[Records about charts and figures]
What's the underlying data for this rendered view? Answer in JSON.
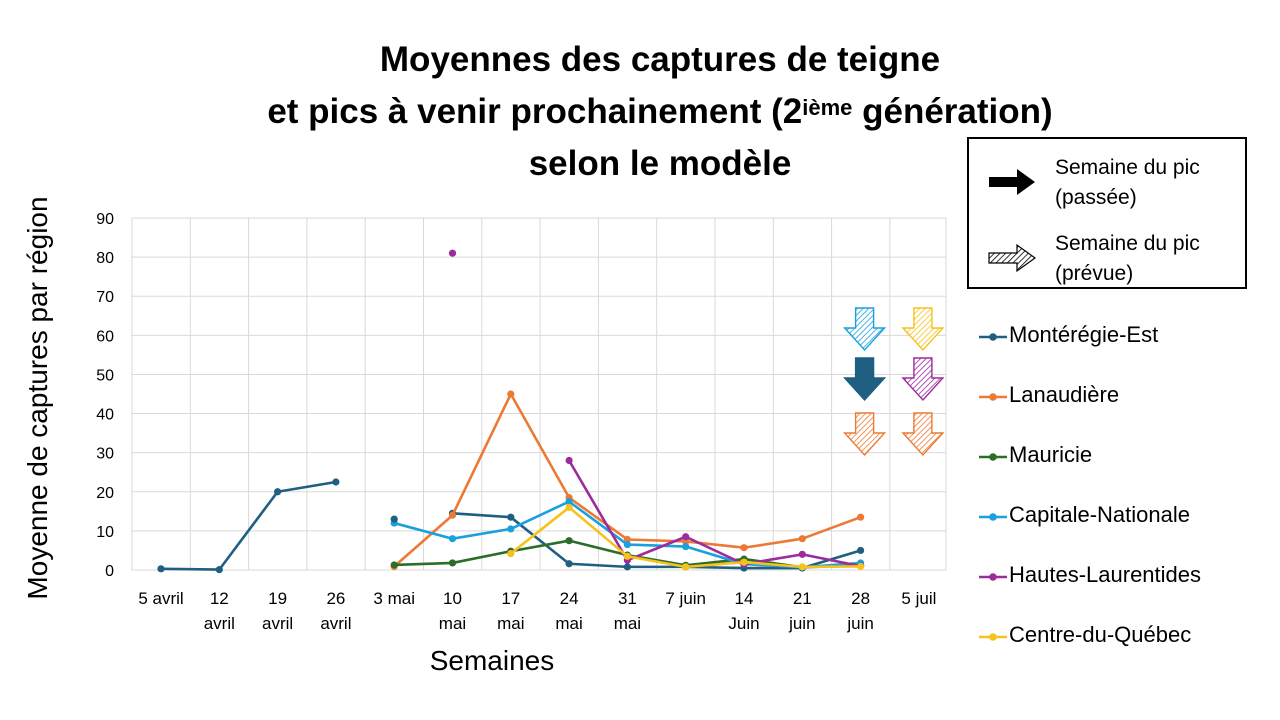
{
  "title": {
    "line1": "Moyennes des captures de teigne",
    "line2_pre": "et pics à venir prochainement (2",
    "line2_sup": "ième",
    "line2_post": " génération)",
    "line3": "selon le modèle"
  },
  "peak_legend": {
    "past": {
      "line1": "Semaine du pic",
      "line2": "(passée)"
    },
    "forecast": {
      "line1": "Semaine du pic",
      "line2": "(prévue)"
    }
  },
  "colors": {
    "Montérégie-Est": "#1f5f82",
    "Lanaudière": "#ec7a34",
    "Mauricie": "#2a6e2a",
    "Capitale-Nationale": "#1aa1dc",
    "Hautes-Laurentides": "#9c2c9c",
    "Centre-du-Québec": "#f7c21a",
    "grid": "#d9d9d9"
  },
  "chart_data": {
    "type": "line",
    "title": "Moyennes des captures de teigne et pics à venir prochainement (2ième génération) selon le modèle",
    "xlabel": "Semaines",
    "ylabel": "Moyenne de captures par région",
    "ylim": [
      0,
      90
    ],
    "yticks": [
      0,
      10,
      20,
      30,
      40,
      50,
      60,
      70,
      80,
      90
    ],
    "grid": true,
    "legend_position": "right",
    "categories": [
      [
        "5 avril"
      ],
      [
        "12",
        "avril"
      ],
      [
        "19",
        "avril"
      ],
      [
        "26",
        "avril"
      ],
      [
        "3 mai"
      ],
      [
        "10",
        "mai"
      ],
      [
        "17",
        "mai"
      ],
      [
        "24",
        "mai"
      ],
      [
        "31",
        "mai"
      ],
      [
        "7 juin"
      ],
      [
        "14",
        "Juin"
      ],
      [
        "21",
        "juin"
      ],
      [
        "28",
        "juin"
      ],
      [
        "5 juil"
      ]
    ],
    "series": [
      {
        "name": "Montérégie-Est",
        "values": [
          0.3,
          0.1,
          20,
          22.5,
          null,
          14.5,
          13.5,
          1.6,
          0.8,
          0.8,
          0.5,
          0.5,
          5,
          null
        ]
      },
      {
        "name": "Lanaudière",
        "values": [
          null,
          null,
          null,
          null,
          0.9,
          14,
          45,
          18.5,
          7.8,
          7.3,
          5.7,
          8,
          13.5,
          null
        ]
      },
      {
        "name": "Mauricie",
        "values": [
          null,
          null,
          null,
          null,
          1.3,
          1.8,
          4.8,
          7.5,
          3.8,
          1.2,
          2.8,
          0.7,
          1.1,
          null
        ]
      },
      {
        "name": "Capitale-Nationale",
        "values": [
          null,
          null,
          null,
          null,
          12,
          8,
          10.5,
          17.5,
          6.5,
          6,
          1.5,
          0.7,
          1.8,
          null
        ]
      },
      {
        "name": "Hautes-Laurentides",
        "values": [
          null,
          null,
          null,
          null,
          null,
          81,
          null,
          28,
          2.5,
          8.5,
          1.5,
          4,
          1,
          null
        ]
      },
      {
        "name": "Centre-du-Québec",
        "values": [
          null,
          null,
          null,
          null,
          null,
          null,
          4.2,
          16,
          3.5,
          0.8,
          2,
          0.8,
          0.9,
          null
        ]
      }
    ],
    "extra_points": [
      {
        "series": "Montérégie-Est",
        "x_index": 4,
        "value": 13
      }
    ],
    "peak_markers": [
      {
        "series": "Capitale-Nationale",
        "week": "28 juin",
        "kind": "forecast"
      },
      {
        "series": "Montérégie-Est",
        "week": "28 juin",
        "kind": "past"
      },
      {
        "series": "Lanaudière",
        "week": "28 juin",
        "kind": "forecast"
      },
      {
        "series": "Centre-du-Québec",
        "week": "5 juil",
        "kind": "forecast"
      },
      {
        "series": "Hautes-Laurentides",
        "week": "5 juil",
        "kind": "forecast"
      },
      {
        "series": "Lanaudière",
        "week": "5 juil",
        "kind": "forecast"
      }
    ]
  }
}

Problem to work on >> Lines holding the word "selon" in the entries above are the ones to pull out. Copy them all.

Written response >>
    "line3": "selon le modèle"
    "title": "Moyennes des captures de teigne et pics à venir prochainement (2ième génération) selon le modèle",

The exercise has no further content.